— Start of Material shown —

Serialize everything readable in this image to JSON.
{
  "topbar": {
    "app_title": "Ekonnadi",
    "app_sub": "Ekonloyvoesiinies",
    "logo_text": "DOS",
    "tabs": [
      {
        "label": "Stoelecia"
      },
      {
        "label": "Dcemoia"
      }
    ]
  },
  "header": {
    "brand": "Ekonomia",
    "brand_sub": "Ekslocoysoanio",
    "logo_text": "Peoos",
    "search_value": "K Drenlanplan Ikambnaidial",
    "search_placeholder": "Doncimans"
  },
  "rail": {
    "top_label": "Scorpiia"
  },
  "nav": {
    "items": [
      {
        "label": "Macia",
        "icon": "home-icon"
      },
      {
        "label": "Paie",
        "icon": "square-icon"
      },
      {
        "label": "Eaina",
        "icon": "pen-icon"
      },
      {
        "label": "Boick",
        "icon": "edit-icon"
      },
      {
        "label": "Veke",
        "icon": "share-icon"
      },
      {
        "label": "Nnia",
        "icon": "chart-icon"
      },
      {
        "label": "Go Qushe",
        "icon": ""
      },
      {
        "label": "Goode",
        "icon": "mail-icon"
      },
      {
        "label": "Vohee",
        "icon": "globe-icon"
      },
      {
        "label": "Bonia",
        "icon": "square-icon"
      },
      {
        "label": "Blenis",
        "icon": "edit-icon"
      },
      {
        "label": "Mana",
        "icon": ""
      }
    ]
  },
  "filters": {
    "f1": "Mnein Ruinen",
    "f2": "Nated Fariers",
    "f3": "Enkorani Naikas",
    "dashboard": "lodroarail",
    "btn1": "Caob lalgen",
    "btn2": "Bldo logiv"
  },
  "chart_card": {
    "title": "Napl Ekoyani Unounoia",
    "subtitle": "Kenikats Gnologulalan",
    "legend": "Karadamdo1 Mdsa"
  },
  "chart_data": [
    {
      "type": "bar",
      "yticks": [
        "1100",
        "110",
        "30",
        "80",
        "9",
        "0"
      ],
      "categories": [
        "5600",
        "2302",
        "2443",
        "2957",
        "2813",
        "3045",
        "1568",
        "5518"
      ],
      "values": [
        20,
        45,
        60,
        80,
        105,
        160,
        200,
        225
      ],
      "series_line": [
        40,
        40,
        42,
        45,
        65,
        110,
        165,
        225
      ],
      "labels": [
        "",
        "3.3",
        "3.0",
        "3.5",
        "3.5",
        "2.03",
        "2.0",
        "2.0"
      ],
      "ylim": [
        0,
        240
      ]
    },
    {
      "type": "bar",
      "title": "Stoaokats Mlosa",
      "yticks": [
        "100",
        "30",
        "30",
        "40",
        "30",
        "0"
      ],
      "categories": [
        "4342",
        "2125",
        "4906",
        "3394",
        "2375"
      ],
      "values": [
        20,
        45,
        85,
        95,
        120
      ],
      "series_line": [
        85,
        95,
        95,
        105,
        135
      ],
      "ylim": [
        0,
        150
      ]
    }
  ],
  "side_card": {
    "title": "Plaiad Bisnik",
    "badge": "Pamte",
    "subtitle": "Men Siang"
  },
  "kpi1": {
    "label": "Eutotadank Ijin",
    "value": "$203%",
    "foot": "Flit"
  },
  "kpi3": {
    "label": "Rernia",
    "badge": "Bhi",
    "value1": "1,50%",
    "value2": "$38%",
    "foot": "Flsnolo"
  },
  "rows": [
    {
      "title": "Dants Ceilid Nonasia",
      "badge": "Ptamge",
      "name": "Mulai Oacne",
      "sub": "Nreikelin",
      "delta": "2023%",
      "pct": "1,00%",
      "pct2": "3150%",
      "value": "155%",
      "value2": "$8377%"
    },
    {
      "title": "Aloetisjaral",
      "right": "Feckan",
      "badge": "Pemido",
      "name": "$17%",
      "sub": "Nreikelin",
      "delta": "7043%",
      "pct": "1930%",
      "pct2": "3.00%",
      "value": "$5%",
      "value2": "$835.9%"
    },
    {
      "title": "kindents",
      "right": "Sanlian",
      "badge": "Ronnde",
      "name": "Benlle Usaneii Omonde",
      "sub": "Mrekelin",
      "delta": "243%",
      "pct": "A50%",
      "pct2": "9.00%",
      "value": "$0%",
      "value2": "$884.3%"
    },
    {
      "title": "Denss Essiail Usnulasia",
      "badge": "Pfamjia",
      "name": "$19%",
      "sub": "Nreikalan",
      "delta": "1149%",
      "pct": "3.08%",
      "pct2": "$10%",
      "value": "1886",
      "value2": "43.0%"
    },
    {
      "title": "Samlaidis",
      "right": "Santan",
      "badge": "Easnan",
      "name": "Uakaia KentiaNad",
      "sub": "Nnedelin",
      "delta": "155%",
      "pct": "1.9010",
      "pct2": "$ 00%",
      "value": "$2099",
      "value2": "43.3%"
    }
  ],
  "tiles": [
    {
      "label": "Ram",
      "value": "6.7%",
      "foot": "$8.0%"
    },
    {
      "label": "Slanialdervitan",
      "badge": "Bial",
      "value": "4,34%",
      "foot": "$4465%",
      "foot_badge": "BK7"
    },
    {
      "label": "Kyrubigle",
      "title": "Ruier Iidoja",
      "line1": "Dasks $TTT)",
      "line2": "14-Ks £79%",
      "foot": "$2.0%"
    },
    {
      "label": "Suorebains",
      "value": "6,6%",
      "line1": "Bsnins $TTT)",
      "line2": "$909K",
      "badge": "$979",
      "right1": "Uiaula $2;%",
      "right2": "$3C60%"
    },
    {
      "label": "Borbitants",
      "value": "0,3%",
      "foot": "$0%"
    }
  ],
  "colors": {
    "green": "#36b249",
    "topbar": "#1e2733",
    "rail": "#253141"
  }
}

— End of Material shown —

> **Directions for this task**: Show every line from the entries above in which the word "name" appears.

> **Result of this task**:
      "name": "Mulai Oacne",
      "name": "$17%",
      "name": "Benlle Usaneii Omonde",
      "name": "$19%",
      "name": "Uakaia KentiaNad",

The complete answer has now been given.